Records from a data source:
####

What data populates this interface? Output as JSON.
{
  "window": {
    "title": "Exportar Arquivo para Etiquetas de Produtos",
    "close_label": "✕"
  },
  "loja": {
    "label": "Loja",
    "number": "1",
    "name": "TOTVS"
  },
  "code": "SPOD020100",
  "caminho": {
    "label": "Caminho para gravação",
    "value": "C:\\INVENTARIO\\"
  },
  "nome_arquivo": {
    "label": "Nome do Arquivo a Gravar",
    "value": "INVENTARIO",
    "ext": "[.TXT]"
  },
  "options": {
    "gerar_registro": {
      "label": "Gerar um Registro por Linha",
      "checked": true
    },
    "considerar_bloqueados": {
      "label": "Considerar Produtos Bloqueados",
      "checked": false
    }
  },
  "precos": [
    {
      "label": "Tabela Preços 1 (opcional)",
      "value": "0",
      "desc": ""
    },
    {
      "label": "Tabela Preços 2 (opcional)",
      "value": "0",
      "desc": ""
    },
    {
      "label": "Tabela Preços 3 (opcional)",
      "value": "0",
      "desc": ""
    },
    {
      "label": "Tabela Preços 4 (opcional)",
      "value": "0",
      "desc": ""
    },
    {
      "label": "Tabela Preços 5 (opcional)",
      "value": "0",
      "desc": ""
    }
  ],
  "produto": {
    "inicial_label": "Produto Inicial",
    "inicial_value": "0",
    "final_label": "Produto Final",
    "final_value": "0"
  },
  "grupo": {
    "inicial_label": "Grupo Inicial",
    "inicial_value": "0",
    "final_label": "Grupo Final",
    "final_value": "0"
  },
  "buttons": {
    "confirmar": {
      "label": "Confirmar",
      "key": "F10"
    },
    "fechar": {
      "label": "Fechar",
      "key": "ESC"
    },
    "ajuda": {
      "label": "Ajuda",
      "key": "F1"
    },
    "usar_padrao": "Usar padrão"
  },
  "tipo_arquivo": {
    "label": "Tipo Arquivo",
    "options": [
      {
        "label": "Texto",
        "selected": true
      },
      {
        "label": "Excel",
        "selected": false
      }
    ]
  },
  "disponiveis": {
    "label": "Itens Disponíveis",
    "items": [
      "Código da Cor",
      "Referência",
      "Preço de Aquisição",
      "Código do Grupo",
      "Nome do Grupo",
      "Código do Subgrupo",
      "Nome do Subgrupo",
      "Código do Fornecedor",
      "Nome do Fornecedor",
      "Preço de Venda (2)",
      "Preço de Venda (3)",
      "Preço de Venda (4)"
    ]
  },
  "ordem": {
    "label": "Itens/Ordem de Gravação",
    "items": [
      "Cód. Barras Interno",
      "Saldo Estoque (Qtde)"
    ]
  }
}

####

**Work required:** Search the data for the string "Venda". List each line that has it.

**Complete response:**
      "Preço de Venda (2)",
      "Preço de Venda (3)",
      "Preço de Venda (4)"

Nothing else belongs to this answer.